(Collected data entries)
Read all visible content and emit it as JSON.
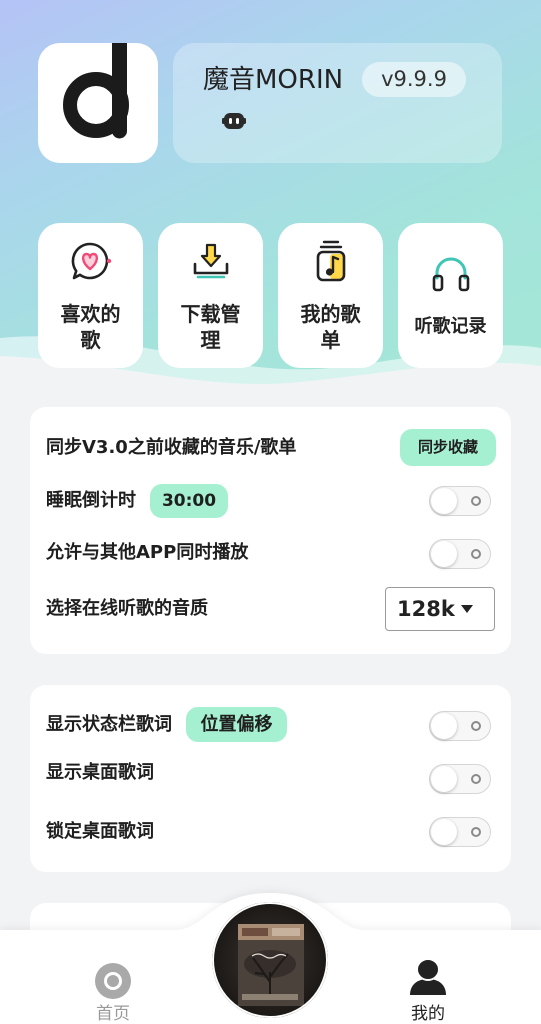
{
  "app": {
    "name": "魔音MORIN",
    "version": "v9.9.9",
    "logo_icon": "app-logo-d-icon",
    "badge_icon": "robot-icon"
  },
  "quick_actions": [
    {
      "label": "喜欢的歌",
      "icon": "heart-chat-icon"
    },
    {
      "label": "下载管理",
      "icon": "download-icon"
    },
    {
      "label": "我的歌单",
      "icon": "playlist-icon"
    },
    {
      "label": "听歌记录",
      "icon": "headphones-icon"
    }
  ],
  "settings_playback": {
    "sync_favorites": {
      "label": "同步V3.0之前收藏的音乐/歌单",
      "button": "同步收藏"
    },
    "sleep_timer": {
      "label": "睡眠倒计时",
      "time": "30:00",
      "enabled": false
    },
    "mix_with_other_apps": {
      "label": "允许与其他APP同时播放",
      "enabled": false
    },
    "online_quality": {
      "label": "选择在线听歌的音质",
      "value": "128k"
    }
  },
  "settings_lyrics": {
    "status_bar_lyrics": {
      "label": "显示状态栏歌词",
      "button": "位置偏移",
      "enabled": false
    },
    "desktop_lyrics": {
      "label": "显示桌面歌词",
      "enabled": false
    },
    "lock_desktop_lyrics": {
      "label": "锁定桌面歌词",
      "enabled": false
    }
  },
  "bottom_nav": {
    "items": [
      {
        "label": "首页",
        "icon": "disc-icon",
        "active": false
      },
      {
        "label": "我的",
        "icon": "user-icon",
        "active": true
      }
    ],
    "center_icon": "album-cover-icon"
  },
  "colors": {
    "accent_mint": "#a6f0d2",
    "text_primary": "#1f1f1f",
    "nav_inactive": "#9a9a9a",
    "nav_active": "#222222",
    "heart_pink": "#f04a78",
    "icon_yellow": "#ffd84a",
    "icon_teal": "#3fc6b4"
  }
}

What is asked => Can you repeat every record above exactly, apart from the pictures?

Completed task =>
Read all visible content and emit it as JSON.
{
  "app": {
    "name": "魔音MORIN",
    "version": "v9.9.9",
    "logo_icon": "app-logo-d-icon",
    "badge_icon": "robot-icon"
  },
  "quick_actions": [
    {
      "label": "喜欢的歌",
      "icon": "heart-chat-icon"
    },
    {
      "label": "下载管理",
      "icon": "download-icon"
    },
    {
      "label": "我的歌单",
      "icon": "playlist-icon"
    },
    {
      "label": "听歌记录",
      "icon": "headphones-icon"
    }
  ],
  "settings_playback": {
    "sync_favorites": {
      "label": "同步V3.0之前收藏的音乐/歌单",
      "button": "同步收藏"
    },
    "sleep_timer": {
      "label": "睡眠倒计时",
      "time": "30:00",
      "enabled": false
    },
    "mix_with_other_apps": {
      "label": "允许与其他APP同时播放",
      "enabled": false
    },
    "online_quality": {
      "label": "选择在线听歌的音质",
      "value": "128k"
    }
  },
  "settings_lyrics": {
    "status_bar_lyrics": {
      "label": "显示状态栏歌词",
      "button": "位置偏移",
      "enabled": false
    },
    "desktop_lyrics": {
      "label": "显示桌面歌词",
      "enabled": false
    },
    "lock_desktop_lyrics": {
      "label": "锁定桌面歌词",
      "enabled": false
    }
  },
  "bottom_nav": {
    "items": [
      {
        "label": "首页",
        "icon": "disc-icon",
        "active": false
      },
      {
        "label": "我的",
        "icon": "user-icon",
        "active": true
      }
    ],
    "center_icon": "album-cover-icon"
  },
  "colors": {
    "accent_mint": "#a6f0d2",
    "text_primary": "#1f1f1f",
    "nav_inactive": "#9a9a9a",
    "nav_active": "#222222",
    "heart_pink": "#f04a78",
    "icon_yellow": "#ffd84a",
    "icon_teal": "#3fc6b4"
  }
}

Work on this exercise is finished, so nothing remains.